• **STATED EXERCISE**
Each line from the one that contains "Serialize everything readable" to the end of the material must be quoted exactly; include both end lines and nothing else.

-- START --

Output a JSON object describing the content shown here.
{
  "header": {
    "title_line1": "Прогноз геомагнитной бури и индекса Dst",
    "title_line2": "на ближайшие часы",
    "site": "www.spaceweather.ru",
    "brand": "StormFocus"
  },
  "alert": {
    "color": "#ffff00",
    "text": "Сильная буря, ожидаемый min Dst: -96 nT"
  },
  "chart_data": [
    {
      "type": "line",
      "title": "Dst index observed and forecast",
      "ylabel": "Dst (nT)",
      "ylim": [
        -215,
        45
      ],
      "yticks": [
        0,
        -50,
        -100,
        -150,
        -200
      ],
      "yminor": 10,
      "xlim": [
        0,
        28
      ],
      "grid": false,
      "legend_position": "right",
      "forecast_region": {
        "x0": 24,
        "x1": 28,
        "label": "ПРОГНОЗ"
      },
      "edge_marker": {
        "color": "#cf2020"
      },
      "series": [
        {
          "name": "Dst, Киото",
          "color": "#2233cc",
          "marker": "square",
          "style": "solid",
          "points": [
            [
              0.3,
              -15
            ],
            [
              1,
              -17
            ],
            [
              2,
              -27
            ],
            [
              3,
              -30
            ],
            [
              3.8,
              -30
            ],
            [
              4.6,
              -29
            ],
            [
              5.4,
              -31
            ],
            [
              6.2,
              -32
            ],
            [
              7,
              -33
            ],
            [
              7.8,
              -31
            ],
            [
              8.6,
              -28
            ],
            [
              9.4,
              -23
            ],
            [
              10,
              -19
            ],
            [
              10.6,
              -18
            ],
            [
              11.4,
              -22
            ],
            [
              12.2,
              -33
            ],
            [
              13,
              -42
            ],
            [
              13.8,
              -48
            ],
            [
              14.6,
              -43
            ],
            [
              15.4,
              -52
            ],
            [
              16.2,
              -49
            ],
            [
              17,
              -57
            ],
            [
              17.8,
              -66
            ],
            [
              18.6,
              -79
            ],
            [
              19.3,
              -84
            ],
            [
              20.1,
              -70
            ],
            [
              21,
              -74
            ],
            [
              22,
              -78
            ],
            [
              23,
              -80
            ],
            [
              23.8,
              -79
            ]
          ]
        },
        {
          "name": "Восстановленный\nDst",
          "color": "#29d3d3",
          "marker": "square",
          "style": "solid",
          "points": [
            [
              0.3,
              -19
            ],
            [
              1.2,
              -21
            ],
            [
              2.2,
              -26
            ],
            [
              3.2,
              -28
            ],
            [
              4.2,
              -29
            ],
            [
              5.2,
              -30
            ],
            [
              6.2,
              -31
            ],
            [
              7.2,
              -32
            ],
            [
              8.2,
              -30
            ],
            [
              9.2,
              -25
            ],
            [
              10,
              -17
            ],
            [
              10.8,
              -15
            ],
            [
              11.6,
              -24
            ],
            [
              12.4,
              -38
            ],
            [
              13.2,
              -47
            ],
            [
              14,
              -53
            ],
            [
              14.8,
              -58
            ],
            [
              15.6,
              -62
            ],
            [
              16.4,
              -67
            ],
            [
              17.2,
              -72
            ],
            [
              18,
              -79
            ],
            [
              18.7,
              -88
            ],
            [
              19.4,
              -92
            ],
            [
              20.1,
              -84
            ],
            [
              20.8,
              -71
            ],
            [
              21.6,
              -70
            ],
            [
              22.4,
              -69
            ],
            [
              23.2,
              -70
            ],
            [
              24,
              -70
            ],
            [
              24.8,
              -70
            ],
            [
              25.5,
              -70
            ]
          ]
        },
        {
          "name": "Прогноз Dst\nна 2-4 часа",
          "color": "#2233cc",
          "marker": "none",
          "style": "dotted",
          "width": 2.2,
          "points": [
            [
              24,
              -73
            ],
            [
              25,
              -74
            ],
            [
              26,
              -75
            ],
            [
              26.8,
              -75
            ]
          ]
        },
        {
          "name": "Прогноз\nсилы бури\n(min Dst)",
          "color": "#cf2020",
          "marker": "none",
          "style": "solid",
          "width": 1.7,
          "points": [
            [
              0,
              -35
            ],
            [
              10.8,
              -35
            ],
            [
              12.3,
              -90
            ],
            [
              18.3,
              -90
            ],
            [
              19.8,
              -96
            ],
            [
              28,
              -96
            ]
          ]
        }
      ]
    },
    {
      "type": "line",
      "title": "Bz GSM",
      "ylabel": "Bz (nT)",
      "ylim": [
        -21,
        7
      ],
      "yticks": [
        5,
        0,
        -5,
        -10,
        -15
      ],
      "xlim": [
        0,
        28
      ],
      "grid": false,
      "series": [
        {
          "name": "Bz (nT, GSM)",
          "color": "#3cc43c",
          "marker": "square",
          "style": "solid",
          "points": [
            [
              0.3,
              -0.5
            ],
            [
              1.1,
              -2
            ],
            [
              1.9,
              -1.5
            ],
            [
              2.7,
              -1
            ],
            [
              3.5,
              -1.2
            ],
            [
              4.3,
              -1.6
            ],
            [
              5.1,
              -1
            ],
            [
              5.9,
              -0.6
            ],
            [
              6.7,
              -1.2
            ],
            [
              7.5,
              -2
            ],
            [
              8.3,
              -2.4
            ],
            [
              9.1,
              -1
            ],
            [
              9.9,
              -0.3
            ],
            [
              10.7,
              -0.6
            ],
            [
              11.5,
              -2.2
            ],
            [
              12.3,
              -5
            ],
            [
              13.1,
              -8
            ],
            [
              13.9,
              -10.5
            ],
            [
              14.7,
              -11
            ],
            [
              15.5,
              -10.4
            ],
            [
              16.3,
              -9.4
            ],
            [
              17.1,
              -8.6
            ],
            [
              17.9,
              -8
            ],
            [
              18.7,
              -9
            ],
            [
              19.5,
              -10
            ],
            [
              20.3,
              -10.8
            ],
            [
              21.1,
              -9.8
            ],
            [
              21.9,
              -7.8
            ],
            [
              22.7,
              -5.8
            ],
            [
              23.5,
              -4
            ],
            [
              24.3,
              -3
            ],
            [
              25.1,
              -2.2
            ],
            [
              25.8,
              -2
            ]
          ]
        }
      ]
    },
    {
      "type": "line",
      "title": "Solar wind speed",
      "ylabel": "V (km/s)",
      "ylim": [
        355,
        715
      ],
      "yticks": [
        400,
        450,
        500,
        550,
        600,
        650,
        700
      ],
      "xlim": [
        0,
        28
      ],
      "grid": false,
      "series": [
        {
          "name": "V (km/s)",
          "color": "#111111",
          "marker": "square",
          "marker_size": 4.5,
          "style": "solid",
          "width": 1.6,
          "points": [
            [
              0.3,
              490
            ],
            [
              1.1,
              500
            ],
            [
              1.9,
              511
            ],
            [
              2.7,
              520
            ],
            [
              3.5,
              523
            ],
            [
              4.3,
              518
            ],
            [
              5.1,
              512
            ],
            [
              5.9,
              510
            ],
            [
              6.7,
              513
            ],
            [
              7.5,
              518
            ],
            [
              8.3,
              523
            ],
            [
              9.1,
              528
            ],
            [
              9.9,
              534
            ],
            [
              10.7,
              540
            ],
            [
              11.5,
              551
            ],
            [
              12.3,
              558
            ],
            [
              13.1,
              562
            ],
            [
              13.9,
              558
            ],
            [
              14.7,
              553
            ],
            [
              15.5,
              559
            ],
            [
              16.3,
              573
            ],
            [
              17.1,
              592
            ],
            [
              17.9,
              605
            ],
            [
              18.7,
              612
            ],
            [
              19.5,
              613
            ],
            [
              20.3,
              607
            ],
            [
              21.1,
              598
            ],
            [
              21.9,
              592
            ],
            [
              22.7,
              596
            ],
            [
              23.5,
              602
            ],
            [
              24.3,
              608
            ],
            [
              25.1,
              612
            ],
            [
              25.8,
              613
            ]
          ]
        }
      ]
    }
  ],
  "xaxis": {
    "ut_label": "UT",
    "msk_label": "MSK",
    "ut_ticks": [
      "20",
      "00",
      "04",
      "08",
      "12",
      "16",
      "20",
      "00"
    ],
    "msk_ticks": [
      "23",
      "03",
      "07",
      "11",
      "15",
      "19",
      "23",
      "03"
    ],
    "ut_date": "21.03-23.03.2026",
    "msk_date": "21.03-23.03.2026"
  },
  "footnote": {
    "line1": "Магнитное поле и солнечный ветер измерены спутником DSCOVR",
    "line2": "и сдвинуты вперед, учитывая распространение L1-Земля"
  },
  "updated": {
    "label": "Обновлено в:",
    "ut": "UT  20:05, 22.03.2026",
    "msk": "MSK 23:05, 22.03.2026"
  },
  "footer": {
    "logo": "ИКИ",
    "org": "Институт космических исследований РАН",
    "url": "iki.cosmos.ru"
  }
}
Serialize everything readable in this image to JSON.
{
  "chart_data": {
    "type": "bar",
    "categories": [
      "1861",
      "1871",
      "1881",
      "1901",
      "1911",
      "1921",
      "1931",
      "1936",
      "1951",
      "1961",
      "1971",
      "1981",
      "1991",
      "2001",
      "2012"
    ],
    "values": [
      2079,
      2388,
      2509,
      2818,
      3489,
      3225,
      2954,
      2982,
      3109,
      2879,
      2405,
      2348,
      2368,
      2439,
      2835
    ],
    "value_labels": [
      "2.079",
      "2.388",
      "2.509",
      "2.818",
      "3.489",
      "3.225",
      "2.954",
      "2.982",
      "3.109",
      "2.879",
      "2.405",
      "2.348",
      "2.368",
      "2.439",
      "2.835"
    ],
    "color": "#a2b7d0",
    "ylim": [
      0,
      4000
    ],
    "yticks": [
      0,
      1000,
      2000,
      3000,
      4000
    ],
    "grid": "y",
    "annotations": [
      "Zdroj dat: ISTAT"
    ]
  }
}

-- END --

• **RESULT FOR THIS TASK**
Serialize everything readable in this image to JSON.
{
  "chart_data": {
    "type": "bar",
    "categories": [
      "1861",
      "1871",
      "1881",
      "1901",
      "1911",
      "1921",
      "1931",
      "1936",
      "1951",
      "1961",
      "1971",
      "1981",
      "1991",
      "2001",
      "2012"
    ],
    "values": [
      2079,
      2388,
      2509,
      2818,
      3489,
      3225,
      2954,
      2982,
      3109,
      2879,
      2405,
      2348,
      2368,
      2439,
      2835
    ],
    "value_labels": [
      "2.079",
      "2.388",
      "2.509",
      "2.818",
      "3.489",
      "3.225",
      "2.954",
      "2.982",
      "3.109",
      "2.879",
      "2.405",
      "2.348",
      "2.368",
      "2.439",
      "2.835"
    ],
    "color": "#a2b7d0",
    "ylim": [
      0,
      4000
    ],
    "yticks": [
      0,
      1000,
      2000,
      3000,
      4000
    ],
    "grid": "y",
    "annotations": [
      "Zdroj dat: ISTAT"
    ]
  }
}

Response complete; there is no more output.